# START OF LISTING
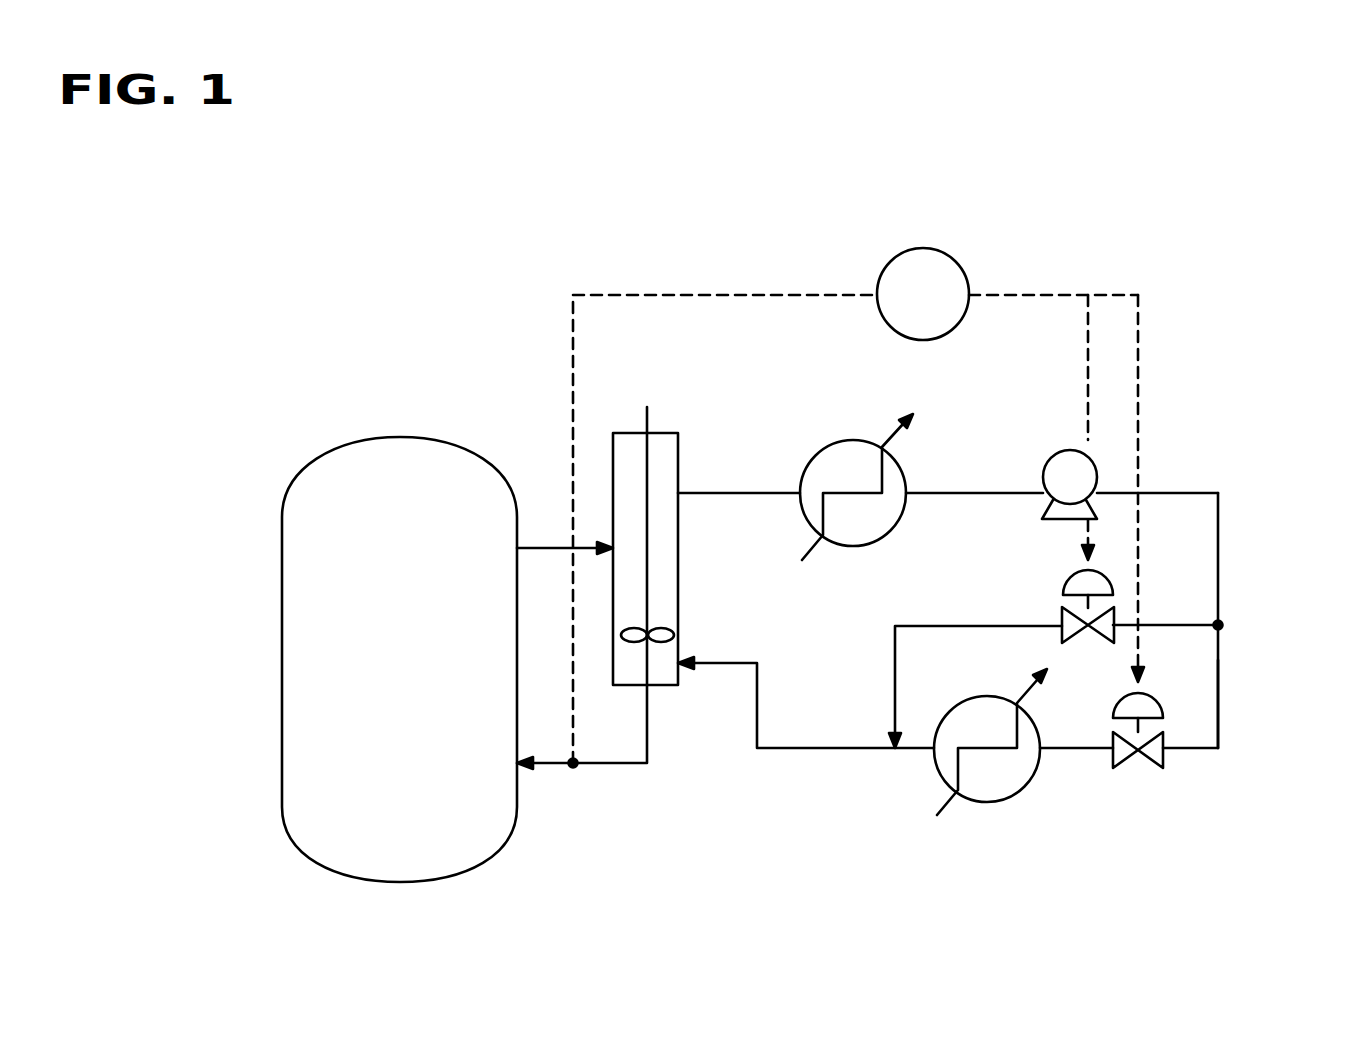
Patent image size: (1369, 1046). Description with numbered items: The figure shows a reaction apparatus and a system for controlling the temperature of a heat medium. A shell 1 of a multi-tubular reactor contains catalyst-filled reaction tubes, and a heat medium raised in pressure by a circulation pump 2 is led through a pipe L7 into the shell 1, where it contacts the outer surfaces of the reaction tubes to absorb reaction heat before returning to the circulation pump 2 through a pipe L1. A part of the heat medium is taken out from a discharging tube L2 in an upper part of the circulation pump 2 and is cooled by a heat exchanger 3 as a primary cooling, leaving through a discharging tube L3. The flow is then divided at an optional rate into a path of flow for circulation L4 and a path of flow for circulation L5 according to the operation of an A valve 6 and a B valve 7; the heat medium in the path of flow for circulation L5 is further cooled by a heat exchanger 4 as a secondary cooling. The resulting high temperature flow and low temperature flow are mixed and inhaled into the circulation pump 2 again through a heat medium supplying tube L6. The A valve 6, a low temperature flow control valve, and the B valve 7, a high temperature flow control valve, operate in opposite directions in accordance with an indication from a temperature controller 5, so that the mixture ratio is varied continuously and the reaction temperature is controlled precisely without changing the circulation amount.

The shell 1 is at (376, 437).
The circulation pump 2 is at (678, 585).
The heat exchanger 3 is at (826, 441).
The heat exchanger 4 is at (1013, 797).
The temperature controller (TC) 5 is at (901, 257).
The A valve 6 is at (1170, 815).
The B valve 7 is at (1060, 615).
The pipe L1 is at (555, 546).
The discharging tube L2 is at (752, 490).
The discharging tube L3 is at (1003, 490).
The path of flow for circulation L4 is at (962, 626).
The path of flow for circulation L5 is at (1218, 705).
The heat medium supplying tube L6 is at (797, 752).
The pipe L7 is at (627, 766).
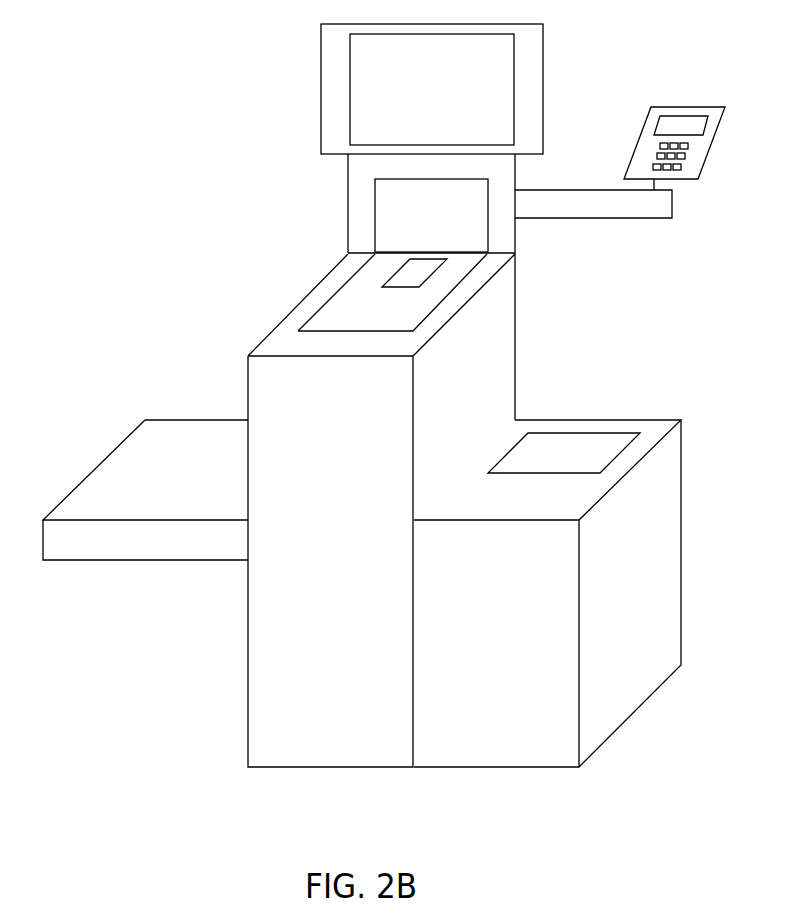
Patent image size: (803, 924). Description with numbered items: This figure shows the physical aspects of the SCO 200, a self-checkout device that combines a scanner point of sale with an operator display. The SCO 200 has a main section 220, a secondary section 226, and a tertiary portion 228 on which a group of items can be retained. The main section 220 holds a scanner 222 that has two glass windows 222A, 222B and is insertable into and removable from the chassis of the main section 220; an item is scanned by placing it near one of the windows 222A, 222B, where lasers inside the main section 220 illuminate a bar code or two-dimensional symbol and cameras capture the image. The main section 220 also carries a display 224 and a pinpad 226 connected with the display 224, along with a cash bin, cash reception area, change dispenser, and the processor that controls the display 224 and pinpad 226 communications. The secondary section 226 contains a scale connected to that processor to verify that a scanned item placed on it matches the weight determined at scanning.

The self-checkout device 200 is at (156, 40).
The main section 220 is at (320, 748).
The scanner 222 is at (338, 310).
The window 222A is at (412, 273).
The window 222B is at (473, 227).
The display 224 is at (321, 88).
The secondary section 226 is at (640, 143).
The tertiary portion 228 is at (125, 468).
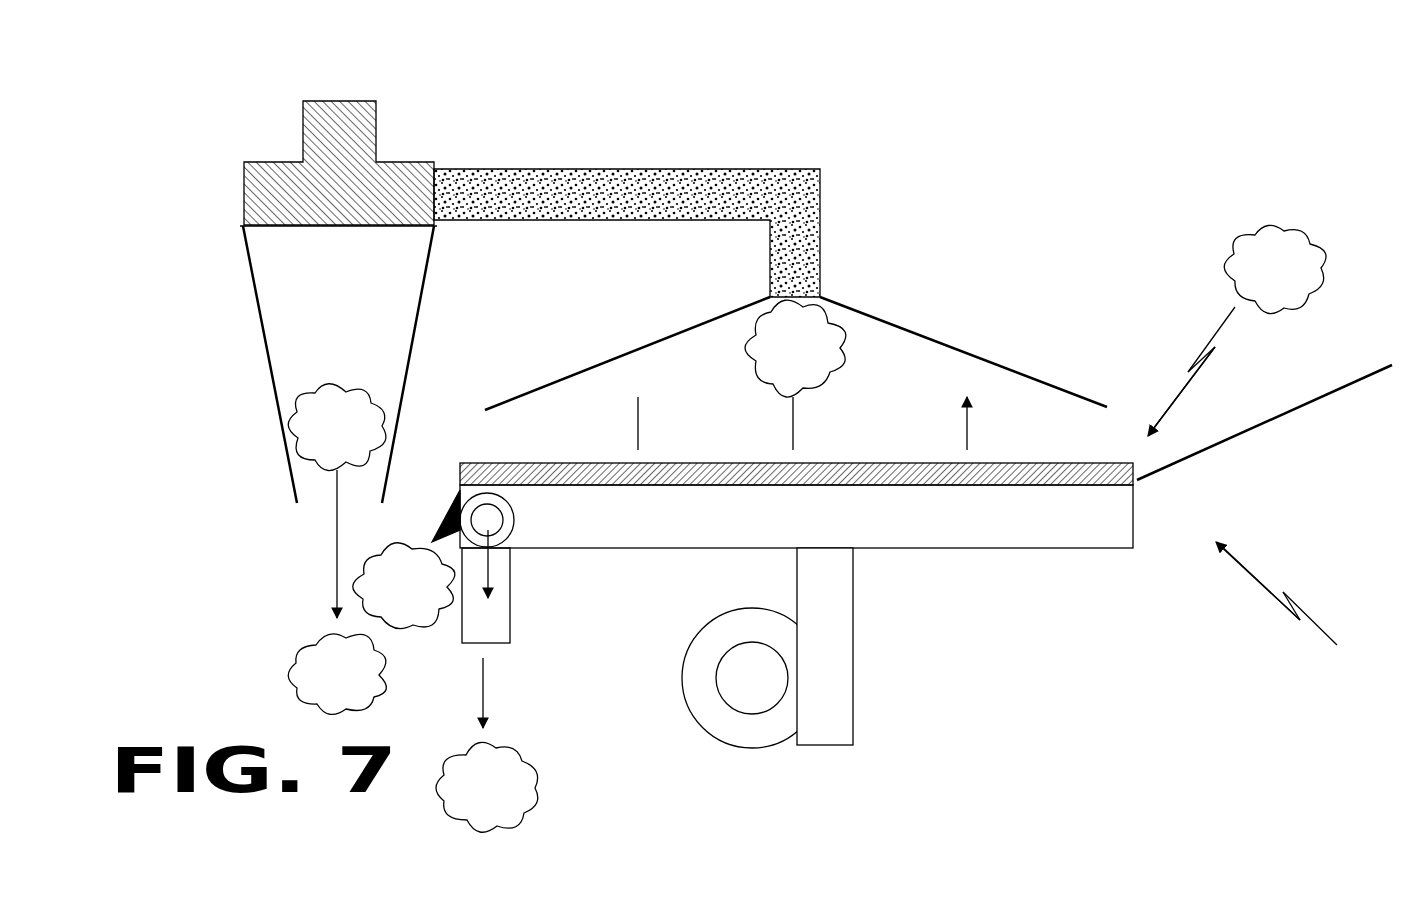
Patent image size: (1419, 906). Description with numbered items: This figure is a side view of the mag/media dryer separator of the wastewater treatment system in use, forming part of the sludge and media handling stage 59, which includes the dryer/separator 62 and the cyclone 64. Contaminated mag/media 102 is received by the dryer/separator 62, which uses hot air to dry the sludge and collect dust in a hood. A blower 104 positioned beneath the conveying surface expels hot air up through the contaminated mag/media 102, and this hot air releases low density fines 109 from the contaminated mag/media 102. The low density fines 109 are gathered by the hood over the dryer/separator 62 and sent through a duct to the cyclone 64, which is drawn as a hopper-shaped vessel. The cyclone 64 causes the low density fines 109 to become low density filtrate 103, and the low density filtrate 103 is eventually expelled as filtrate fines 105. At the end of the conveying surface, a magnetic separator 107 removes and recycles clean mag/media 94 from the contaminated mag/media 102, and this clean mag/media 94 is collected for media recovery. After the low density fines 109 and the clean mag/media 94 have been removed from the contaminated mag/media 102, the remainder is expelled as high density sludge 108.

The sludge and media handling stage 59 is at (958, 240).
The dryer/separator 62 is at (926, 522).
The cyclone 64 is at (369, 122).
The clean mag/media 94 is at (465, 804).
The contaminated mag/media 102 is at (1237, 330).
The low density filtrate 103 is at (312, 442).
The blower 104 is at (828, 718).
The filtrate fines 105 is at (312, 691).
The magnetic separator 107 is at (500, 527).
The high density sludge 108 is at (406, 559).
The low density fines 109 is at (802, 375).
# END OF LISTING
» **REQUIRED TASK**
Swap every "Patent image size" in the records for "Drawing size" and write all the records out again, changing nothing else and omitting the pictures.

» **TASK ANSWER**
Drawing size: (1369, 1046). Description with numbered items: The figure shows a reaction apparatus and a system for controlling the temperature of a heat medium. A shell 1 of a multi-tubular reactor contains catalyst-filled reaction tubes, and a heat medium raised in pressure by a circulation pump 2 is led through a pipe L7 into the shell 1, where it contacts the outer surfaces of the reaction tubes to absorb reaction heat before returning to the circulation pump 2 through a pipe L1. A part of the heat medium is taken out from a discharging tube L2 in an upper part of the circulation pump 2 and is cooled by a heat exchanger 3 as a primary cooling, leaving through a discharging tube L3. The flow is then divided at an optional rate into a path of flow for circulation L4 and a path of flow for circulation L5 according to the operation of an A valve 6 and a B valve 7; the heat medium in the path of flow for circulation L5 is further cooled by a heat exchanger 4 as a secondary cooling. The resulting high temperature flow and low temperature flow are mixed and inhaled into the circulation pump 2 again through a heat medium supplying tube L6. The A valve 6, a low temperature flow control valve, and the B valve 7, a high temperature flow control valve, operate in opposite directions in accordance with an indication from a temperature controller 5, so that the mixture ratio is varied continuously and the reaction temperature is controlled precisely without changing the circulation amount.

The shell 1 is at (376, 437).
The circulation pump 2 is at (678, 585).
The heat exchanger 3 is at (826, 441).
The heat exchanger 4 is at (1013, 797).
The temperature controller (TC) 5 is at (901, 257).
The A valve 6 is at (1170, 815).
The B valve 7 is at (1060, 615).
The pipe L1 is at (555, 546).
The discharging tube L2 is at (752, 490).
The discharging tube L3 is at (1003, 490).
The path of flow for circulation L4 is at (962, 626).
The path of flow for circulation L5 is at (1218, 705).
The heat medium supplying tube L6 is at (797, 752).
The pipe L7 is at (627, 766).
Drawing size: (803, 924). Description with numbered items: This figure shows the physical aspects of the SCO 200, a self-checkout device that combines a scanner point of sale with an operator display. The SCO 200 has a main section 220, a secondary section 226, and a tertiary portion 228 on which a group of items can be retained. The main section 220 holds a scanner 222 that has two glass windows 222A, 222B and is insertable into and removable from the chassis of the main section 220; an item is scanned by placing it near one of the windows 222A, 222B, where lasers inside the main section 220 illuminate a bar code or two-dimensional symbol and cameras capture the image. The main section 220 also carries a display 224 and a pinpad 226 connected with the display 224, along with a cash bin, cash reception area, change dispenser, and the processor that controls the display 224 and pinpad 226 communications. The secondary section 226 contains a scale connected to that processor to verify that a scanned item placed on it matches the weight determined at scanning.

The self-checkout device 200 is at (156, 40).
The main section 220 is at (320, 748).
The scanner 222 is at (338, 310).
The window 222A is at (412, 273).
The window 222B is at (473, 227).
The display 224 is at (321, 88).
The secondary section 226 is at (640, 143).
The tertiary portion 228 is at (125, 468).
Drawing size: (1419, 906). Description with numbered items: This figure is a side view of the mag/media dryer separator of the wastewater treatment system in use, forming part of the sludge and media handling stage 59, which includes the dryer/separator 62 and the cyclone 64. Contaminated mag/media 102 is received by the dryer/separator 62, which uses hot air to dry the sludge and collect dust in a hood. A blower 104 positioned beneath the conveying surface expels hot air up through the contaminated mag/media 102, and this hot air releases low density fines 109 from the contaminated mag/media 102. The low density fines 109 are gathered by the hood over the dryer/separator 62 and sent through a duct to the cyclone 64, which is drawn as a hopper-shaped vessel. The cyclone 64 causes the low density fines 109 to become low density filtrate 103, and the low density filtrate 103 is eventually expelled as filtrate fines 105. At the end of the conveying surface, a magnetic separator 107 removes and recycles clean mag/media 94 from the contaminated mag/media 102, and this clean mag/media 94 is collected for media recovery. After the low density fines 109 and the clean mag/media 94 have been removed from the contaminated mag/media 102, the remainder is expelled as high density sludge 108.

The sludge and media handling stage 59 is at (958, 240).
The dryer/separator 62 is at (926, 522).
The cyclone 64 is at (369, 122).
The clean mag/media 94 is at (465, 804).
The contaminated mag/media 102 is at (1237, 330).
The low density filtrate 103 is at (312, 442).
The blower 104 is at (828, 718).
The filtrate fines 105 is at (312, 691).
The magnetic separator 107 is at (500, 527).
The high density sludge 108 is at (406, 559).
The low density fines 109 is at (802, 375).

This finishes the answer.